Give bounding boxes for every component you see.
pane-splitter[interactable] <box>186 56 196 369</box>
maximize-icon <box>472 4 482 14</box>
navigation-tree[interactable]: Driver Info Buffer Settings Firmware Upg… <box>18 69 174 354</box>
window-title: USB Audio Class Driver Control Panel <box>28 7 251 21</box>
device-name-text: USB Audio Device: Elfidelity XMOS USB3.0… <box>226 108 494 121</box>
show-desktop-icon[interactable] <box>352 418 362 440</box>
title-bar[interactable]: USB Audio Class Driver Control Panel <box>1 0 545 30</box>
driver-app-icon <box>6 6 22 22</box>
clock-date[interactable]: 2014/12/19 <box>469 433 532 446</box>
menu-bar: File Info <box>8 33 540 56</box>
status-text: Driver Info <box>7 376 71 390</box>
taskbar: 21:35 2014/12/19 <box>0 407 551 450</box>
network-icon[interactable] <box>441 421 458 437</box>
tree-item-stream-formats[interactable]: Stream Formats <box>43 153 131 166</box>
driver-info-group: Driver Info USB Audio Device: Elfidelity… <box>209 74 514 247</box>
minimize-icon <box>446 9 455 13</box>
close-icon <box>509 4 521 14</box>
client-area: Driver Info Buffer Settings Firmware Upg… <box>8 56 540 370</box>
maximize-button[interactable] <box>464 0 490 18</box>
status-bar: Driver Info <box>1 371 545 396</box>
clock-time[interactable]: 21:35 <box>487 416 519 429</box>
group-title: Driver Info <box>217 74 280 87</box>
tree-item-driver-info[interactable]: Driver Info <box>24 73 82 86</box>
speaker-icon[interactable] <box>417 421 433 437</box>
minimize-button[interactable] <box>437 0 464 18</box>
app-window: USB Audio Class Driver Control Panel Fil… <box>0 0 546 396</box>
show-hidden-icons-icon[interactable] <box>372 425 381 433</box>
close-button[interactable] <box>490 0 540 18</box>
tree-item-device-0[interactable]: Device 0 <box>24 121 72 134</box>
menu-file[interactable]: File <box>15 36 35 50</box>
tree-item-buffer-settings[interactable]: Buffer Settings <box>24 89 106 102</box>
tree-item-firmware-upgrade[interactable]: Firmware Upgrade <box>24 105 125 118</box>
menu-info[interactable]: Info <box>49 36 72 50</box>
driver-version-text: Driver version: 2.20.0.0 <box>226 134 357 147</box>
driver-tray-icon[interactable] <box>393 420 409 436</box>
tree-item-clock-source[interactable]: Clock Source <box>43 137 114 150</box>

.....

_INSTRUCTION_.
Please transcribe the records from the very first line through the line containing "show-desktop-icon[interactable] <box>352 418", including both.

_RIGHT ANSWER_.
Give bounding boxes for every component you see.
pane-splitter[interactable] <box>186 56 196 369</box>
maximize-icon <box>472 4 482 14</box>
navigation-tree[interactable]: Driver Info Buffer Settings Firmware Upg… <box>18 69 174 354</box>
window-title: USB Audio Class Driver Control Panel <box>28 7 251 21</box>
device-name-text: USB Audio Device: Elfidelity XMOS USB3.0… <box>226 108 494 121</box>
show-desktop-icon[interactable] <box>352 418 362 440</box>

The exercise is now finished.